- _EXERCISE INSTRUCTIONS_:
- a) Answer these questions about the abstract on the Greek-Orthodox colony in Venice:
(i) What does the paper use as a vantage point for challenging the traditional opposition between national and regional/local identities?
(ii) Which community does the study examine, and in what period?
(iii) In the middle of which century does the "new Greek diaspora" emerge?
- b) Can you extend the abstract on the Greek-Orthodox colony in Venice beyond its final line?

- _SELECTED EXTRACT_:
• • •
English
This paper considers the diaspora as a vantage point from which to challenge the traditional opposition between national and regional/local identities. Through a study of the institutional and social organization of the Greek-Orthodox colony in Venice in the early modern period, the paper investigates the ways in which regional belonging informed communal logics in a diaspora context, as well as the ways in which communal governance informed these local identities. The Venetian case therefore invites one to consider the « diaspora experience » as part and parcel of the political and social construction of local identities, in particular through patterns of trans-local mobilization of regional markers. This analysis shall finally allow us to question the situation of the Greek-Orthodox colony in Venice, in face of the emergence, in the middle of the xviiith century, of a « new Greek diaspora », and to offer an alternative model to the implicit assumption of an existing continuity between « the making of the community » and that of the nation.
Mots-clés (en)
• • •
- _STORED DATA_:
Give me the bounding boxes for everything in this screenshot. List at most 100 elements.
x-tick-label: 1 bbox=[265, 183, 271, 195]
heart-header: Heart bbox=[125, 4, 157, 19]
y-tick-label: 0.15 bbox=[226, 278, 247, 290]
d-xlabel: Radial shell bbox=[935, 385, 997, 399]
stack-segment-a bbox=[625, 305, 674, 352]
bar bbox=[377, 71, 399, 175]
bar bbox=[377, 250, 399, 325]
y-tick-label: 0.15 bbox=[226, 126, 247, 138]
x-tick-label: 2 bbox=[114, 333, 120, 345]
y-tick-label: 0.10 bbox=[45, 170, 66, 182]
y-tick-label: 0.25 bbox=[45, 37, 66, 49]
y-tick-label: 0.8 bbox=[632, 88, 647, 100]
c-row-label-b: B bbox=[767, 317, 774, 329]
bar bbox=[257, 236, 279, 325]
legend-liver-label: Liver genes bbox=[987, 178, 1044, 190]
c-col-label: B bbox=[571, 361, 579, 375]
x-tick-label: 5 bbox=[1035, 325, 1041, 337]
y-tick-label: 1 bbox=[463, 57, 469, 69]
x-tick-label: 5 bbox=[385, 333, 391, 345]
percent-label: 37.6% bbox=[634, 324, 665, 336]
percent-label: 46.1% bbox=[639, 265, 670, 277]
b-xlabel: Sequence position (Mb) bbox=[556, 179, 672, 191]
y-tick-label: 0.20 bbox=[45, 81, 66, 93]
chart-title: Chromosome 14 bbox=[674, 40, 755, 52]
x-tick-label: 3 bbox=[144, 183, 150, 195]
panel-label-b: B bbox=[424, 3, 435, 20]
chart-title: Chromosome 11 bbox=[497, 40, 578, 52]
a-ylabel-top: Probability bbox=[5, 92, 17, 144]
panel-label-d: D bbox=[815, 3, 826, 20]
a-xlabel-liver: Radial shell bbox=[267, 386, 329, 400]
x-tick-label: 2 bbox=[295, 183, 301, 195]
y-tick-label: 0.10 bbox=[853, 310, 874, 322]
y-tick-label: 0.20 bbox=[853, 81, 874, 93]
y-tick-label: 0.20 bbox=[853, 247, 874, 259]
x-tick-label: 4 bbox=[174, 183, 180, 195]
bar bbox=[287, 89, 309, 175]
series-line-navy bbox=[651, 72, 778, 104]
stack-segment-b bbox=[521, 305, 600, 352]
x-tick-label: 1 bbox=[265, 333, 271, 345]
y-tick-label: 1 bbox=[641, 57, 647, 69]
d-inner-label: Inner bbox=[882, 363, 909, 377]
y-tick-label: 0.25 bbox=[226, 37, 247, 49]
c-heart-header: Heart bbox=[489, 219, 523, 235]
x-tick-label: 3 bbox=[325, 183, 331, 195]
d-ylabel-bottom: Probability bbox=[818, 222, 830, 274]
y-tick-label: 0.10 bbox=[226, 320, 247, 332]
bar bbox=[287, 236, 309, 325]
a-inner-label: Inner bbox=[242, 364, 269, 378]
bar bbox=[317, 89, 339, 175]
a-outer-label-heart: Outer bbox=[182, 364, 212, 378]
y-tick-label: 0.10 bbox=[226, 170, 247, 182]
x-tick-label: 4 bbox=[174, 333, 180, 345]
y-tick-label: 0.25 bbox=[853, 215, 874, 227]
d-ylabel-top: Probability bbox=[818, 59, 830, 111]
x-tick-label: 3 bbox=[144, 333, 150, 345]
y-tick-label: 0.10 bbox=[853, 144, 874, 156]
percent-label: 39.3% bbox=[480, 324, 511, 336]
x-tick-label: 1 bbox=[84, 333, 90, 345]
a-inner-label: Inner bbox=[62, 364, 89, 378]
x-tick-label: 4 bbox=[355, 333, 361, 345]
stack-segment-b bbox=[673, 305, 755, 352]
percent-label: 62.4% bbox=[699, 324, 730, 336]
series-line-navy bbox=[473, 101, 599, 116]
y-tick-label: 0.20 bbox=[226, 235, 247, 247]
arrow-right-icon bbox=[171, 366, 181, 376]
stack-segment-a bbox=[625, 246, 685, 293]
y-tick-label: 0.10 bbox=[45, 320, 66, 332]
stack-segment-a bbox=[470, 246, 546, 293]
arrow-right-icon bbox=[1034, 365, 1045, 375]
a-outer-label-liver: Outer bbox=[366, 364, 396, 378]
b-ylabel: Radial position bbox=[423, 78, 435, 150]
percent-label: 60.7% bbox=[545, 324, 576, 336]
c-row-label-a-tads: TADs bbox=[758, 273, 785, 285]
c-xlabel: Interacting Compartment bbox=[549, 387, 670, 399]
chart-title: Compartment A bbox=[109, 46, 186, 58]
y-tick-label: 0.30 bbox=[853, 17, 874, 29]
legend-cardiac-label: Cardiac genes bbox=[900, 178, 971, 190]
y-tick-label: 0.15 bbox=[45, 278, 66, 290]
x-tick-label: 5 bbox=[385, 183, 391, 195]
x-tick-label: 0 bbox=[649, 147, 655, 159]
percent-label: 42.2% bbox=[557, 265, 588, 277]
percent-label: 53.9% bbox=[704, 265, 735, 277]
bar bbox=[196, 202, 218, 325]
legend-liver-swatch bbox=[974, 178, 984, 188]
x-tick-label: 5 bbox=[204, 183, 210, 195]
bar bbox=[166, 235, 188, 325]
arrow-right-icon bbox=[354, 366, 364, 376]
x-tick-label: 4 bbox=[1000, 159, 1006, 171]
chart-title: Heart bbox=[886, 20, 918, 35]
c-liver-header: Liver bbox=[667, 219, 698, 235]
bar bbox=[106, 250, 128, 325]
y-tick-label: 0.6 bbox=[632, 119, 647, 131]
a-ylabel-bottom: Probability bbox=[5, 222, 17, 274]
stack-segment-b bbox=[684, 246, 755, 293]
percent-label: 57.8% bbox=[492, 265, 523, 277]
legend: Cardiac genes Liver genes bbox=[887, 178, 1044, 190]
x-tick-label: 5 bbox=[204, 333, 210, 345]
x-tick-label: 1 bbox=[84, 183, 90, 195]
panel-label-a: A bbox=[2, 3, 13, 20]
• • •
- _RESULTS_:
- a)
(i) The diaspora.
(ii) The Greek-Orthodox colony in Venice, in the early modern period.
(iii) The eighteenth century.

- b)
Français
Cet article propose de décentrer, à partir de l’observatoire de la diaspora, le regard traditionnellement porté sur la tension entre identités nationales et appartenances locales. L’étude de l’organisation institutionnelle et de la structuration sociale de la colonie grecque-orthodoxe de Venise à l’époque moderne permet de montrer comment la question régionale a pu constituer un enjeu essentiel de la « fabrique communautaire » grecque en diaspora. En particulier, on s’intéressera à la manière dont les institutions de différentes colonies de la diaspora grecque mobilisent et instrumentalisent la question des appartenances régionales, ainsi qu’à la manière dont les mécanismes de la gouvernance communautaire participent en retour de la constitution et de l’expression de ces appartenances. Le cas vénitien invite également à considérer l’expérience diasporique comme partie intégrante de la construction politique et sociale des appartenances locales, notamment à travers l’analyse des formes de mobilisation translocale des identifiants régionaux. À travers cette analyse, il s’agira donc d’interroger la position de la colonie vénitienne face à l’émergence, au milieu du xviiie siècle, d’une « nouvelle diaspora grecque », et de proposer un modèle alternatif au postulat souvent implicite d’une articulation entre « fabrique communautaire » et « fabrique du national ».